Dataset items
"""

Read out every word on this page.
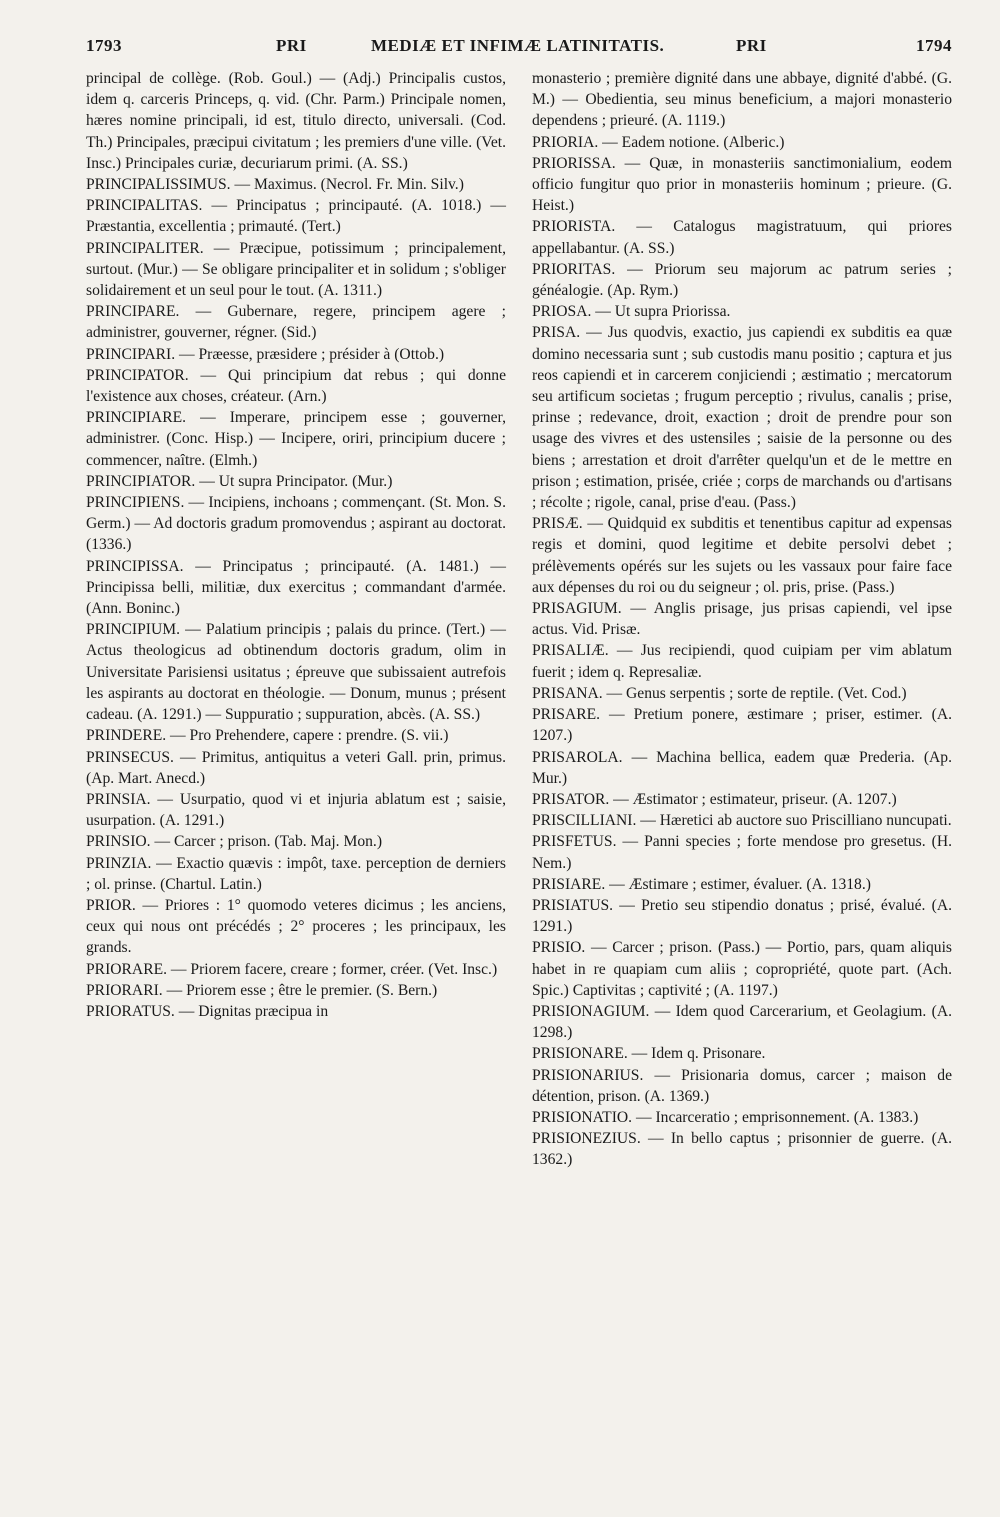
1793	PRI	MEDIÆ ET INFIMÆ LATINITATIS.	PRI	1794

principal de collège. (Rob. Goul.) — (Adj.) Principalis custos, idem q. carceris Princeps, q. vid. (Chr. Parm.) Principale nomen, hæres nomine principali, id est, titulo directo, universali. (Cod. Th.) Principales, præcipui civitatum ; les premiers d'une ville. (Vet. Insc.) Principales curiæ, decuriarum primi. (A. SS.)

PRINCIPALISSIMUS. — Maximus. (Necrol. Fr. Min. Silv.)

PRINCIPALITAS. — Principatus ; principauté. (A. 1018.) — Præstantia, excellentia ; primauté. (Tert.)

PRINCIPALITER. — Præcipue, potissimum ; principalement, surtout. (Mur.) — Se obligare principaliter et in solidum ; s'obliger solidairement et un seul pour le tout. (A. 1311.)

PRINCIPARE. — Gubernare, regere, principem agere ; administrer, gouverner, régner. (Sid.)

PRINCIPARI. — Præesse, præsidere ; présider à (Ottob.)

PRINCIPATOR. — Qui principium dat rebus ; qui donne l'existence aux choses, créateur. (Arn.)

PRINCIPIARE. — Imperare, principem esse ; gouverner, administrer. (Conc. Hisp.) — Incipere, oriri, principium ducere ; commencer, naître. (Elmh.)

PRINCIPIATOR. — Ut supra Principator. (Mur.)

PRINCIPIENS. — Incipiens, inchoans ; commençant. (St. Mon. S. Germ.) — Ad doctoris gradum promovendus ; aspirant au doctorat. (1336.)

PRINCIPISSA. — Principatus ; principauté. (A. 1481.) — Principissa belli, militiæ, dux exercitus ; commandant d'armée. (Ann. Boninc.)

PRINCIPIUM. — Palatium principis ; palais du prince. (Tert.) — Actus theologicus ad obtinendum doctoris gradum, olim in Universitate Parisiensi usitatus ; épreuve que subissaient autrefois les aspirants au doctorat en théologie. — Donum, munus ; présent cadeau. (A. 1291.) — Suppuratio ; suppuration, abcès. (A. SS.)

PRINDERE. — Pro Prehendere, capere : prendre. (S. vii.)

PRINSECUS. — Primitus, antiquitus a veteri Gall. prin, primus. (Ap. Mart. Anecd.)

PRINSIA. — Usurpatio, quod vi et injuria ablatum est ; saisie, usurpation. (A. 1291.)

PRINSIO. — Carcer ; prison. (Tab. Maj. Mon.)

PRINZIA. — Exactio quævis : impôt, taxe. perception de derniers ; ol. prinse. (Chartul. Latin.)

PRIOR. — Priores : 1° quomodo veteres dicimus ; les anciens, ceux qui nous ont précédés ; 2° proceres ; les principaux, les grands.

PRIORARE. — Priorem facere, creare ; former, créer. (Vet. Insc.)

PRIORARI. — Priorem esse ; être le premier. (S. Bern.)

PRIORATUS. — Dignitas præcipua in

monasterio ; première dignité dans une abbaye, dignité d'abbé. (G. M.) — Obedientia, seu minus beneficium, a majori monasterio dependens ; prieuré. (A. 1119.)

PRIORIA. — Eadem notione. (Alberic.)

PRIORISSA. — Quæ, in monasteriis sanctimonialium, eodem officio fungitur quo prior in monasteriis hominum ; prieure. (G. Heist.)

PRIORISTA. — Catalogus magistratuum, qui priores appellabantur. (A. SS.)

PRIORITAS. — Priorum seu majorum ac patrum series ; généalogie. (Ap. Rym.)

PRIOSA. — Ut supra Priorissa.

PRISA. — Jus quodvis, exactio, jus capiendi ex subditis ea quæ domino necessaria sunt ; sub custodis manu positio ; captura et jus reos capiendi et in carcerem conjiciendi ; æstimatio ; mercatorum seu artificum societas ; frugum perceptio ; rivulus, canalis ; prise, prinse ; redevance, droit, exaction ; droit de prendre pour son usage des vivres et des ustensiles ; saisie de la personne ou des biens ; arrestation et droit d'arrêter quelqu'un et de le mettre en prison ; estimation, prisée, criée ; corps de marchands ou d'artisans ; récolte ; rigole, canal, prise d'eau. (Pass.)

PRISÆ. — Quidquid ex subditis et tenentibus capitur ad expensas regis et domini, quod legitime et debite persolvi debet ; prélèvements opérés sur les sujets ou les vassaux pour faire face aux dépenses du roi ou du seigneur ; ol. pris, prise. (Pass.)

PRISAGIUM. — Anglis prisage, jus prisas capiendi, vel ipse actus. Vid. Prisæ.

PRISALIÆ. — Jus recipiendi, quod cuipiam per vim ablatum fuerit ; idem q. Represaliæ.

PRISANA. — Genus serpentis ; sorte de reptile. (Vet. Cod.)

PRISARE. — Pretium ponere, æstimare ; priser, estimer. (A. 1207.)

PRISAROLA. — Machina bellica, eadem quæ Prederia. (Ap. Mur.)

PRISATOR. — Æstimator ; estimateur, priseur. (A. 1207.)

PRISCILLIANI. — Hæretici ab auctore suo Priscilliano nuncupati.

PRISFETUS. — Panni species ; forte mendose pro gresetus. (H. Nem.)

PRISIARE. — Æstimare ; estimer, évaluer. (A. 1318.)

PRISIATUS. — Pretio seu stipendio donatus ; prisé, évalué. (A. 1291.)

PRISIO. — Carcer ; prison. (Pass.) — Portio, pars, quam aliquis habet in re quapiam cum aliis ; copropriété, quote part. (Ach. Spic.) Captivitas ; captivité ; (A. 1197.)

PRISIONAGIUM. — Idem quod Carcerarium, et Geolagium. (A. 1298.)

PRISIONARE. — Idem q. Prisonare.

PRISIONARIUS. — Prisionaria domus, carcer ; maison de détention, prison. (A. 1369.)

PRISIONATIO. — Incarceratio ; emprisonnement. (A. 1383.)

PRISIONEZIUS. — In bello captus ; prisonnier de guerre. (A. 1362.)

"""

__REQUEST__
Read the lines above. Gather those in which the string "Principatus" is found.

__COMPLETE RESPONSE__
PRINCIPALITAS. — Principatus ; principauté. (A. 1018.) — Præstantia, excellentia ; primauté. (Tert.)
PRINCIPISSA. — Principatus ; principauté. (A. 1481.) — Principissa belli, militiæ, dux exercitus ; commandant d'armée. (Ann. Boninc.)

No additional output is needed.